◆ RECORDS FOR THE TASK
[Start]

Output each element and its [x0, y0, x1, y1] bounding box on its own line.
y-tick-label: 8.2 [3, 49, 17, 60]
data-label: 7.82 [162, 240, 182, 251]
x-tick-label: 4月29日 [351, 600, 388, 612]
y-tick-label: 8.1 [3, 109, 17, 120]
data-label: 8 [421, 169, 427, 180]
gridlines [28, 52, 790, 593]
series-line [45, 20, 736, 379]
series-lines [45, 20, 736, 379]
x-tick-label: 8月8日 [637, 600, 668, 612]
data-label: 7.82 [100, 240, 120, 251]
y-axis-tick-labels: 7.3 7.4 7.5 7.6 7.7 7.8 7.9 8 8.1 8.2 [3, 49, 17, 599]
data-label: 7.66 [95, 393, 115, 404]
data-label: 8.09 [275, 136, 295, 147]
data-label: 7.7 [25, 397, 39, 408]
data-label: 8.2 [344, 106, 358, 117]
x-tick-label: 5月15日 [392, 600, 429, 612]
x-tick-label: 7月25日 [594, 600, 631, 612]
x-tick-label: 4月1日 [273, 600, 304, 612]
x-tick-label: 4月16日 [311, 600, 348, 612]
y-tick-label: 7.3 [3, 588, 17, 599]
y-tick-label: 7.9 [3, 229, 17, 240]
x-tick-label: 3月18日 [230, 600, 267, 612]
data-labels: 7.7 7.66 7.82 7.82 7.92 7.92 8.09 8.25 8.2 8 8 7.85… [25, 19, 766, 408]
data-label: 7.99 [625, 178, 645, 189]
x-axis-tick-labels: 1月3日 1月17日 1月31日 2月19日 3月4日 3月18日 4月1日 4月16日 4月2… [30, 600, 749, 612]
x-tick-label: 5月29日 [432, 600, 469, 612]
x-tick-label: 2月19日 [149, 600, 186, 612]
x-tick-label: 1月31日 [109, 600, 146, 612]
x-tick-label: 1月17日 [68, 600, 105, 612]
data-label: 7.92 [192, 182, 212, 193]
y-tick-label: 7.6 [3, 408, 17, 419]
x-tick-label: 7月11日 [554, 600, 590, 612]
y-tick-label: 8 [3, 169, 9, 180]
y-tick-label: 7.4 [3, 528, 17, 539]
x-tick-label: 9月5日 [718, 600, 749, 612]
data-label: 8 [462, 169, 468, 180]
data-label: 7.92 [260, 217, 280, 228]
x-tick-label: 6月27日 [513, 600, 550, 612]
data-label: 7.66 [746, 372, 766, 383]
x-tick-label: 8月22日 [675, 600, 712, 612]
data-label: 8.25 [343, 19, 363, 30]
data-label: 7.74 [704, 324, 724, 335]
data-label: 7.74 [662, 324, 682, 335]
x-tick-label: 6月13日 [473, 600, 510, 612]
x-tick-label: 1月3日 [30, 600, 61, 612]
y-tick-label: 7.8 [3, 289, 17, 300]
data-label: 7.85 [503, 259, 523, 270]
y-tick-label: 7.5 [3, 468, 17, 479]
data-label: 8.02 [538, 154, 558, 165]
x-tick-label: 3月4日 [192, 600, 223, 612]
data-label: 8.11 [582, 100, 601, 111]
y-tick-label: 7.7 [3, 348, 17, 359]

[End]

◆ EXERCISE REQUIREMENTS
Return all of the rows above verbatim, line for line, without changing any character.

◆ ANSWER TO THIS EXERCISE
Output each element and its [x0, y0, x1, y1] bounding box on its own line.
y-tick-label: 8.2 [3, 49, 17, 60]
data-label: 7.82 [162, 240, 182, 251]
x-tick-label: 4月29日 [351, 600, 388, 612]
y-tick-label: 8.1 [3, 109, 17, 120]
data-label: 8 [421, 169, 427, 180]
gridlines [28, 52, 790, 593]
series-line [45, 20, 736, 379]
series-lines [45, 20, 736, 379]
x-tick-label: 8月8日 [637, 600, 668, 612]
data-label: 7.82 [100, 240, 120, 251]
y-axis-tick-labels: 7.3 7.4 7.5 7.6 7.7 7.8 7.9 8 8.1 8.2 [3, 49, 17, 599]
data-label: 7.66 [95, 393, 115, 404]
data-label: 8.09 [275, 136, 295, 147]
data-label: 7.7 [25, 397, 39, 408]
data-label: 8.2 [344, 106, 358, 117]
x-tick-label: 5月15日 [392, 600, 429, 612]
x-tick-label: 7月25日 [594, 600, 631, 612]
x-tick-label: 4月1日 [273, 600, 304, 612]
x-tick-label: 4月16日 [311, 600, 348, 612]
y-tick-label: 7.3 [3, 588, 17, 599]
y-tick-label: 7.9 [3, 229, 17, 240]
x-tick-label: 3月18日 [230, 600, 267, 612]
data-labels: 7.7 7.66 7.82 7.82 7.92 7.92 8.09 8.25 8.2 8 8 7.85… [25, 19, 766, 408]
data-label: 7.99 [625, 178, 645, 189]
x-axis-tick-labels: 1月3日 1月17日 1月31日 2月19日 3月4日 3月18日 4月1日 4月16日 4月2… [30, 600, 749, 612]
x-tick-label: 5月29日 [432, 600, 469, 612]
x-tick-label: 2月19日 [149, 600, 186, 612]
x-tick-label: 1月31日 [109, 600, 146, 612]
x-tick-label: 1月17日 [68, 600, 105, 612]
data-label: 7.92 [192, 182, 212, 193]
y-tick-label: 7.6 [3, 408, 17, 419]
x-tick-label: 7月11日 [554, 600, 590, 612]
y-tick-label: 8 [3, 169, 9, 180]
y-tick-label: 7.4 [3, 528, 17, 539]
x-tick-label: 9月5日 [718, 600, 749, 612]
data-label: 8 [462, 169, 468, 180]
data-label: 7.92 [260, 217, 280, 228]
x-tick-label: 6月27日 [513, 600, 550, 612]
data-label: 7.66 [746, 372, 766, 383]
x-tick-label: 8月22日 [675, 600, 712, 612]
data-label: 8.25 [343, 19, 363, 30]
data-label: 7.74 [704, 324, 724, 335]
data-label: 7.74 [662, 324, 682, 335]
x-tick-label: 6月13日 [473, 600, 510, 612]
x-tick-label: 1月3日 [30, 600, 61, 612]
y-tick-label: 7.8 [3, 289, 17, 300]
data-label: 7.85 [503, 259, 523, 270]
y-tick-label: 7.5 [3, 468, 17, 479]
data-label: 8.02 [538, 154, 558, 165]
x-tick-label: 3月4日 [192, 600, 223, 612]
data-label: 8.11 [582, 100, 601, 111]
y-tick-label: 7.7 [3, 348, 17, 359]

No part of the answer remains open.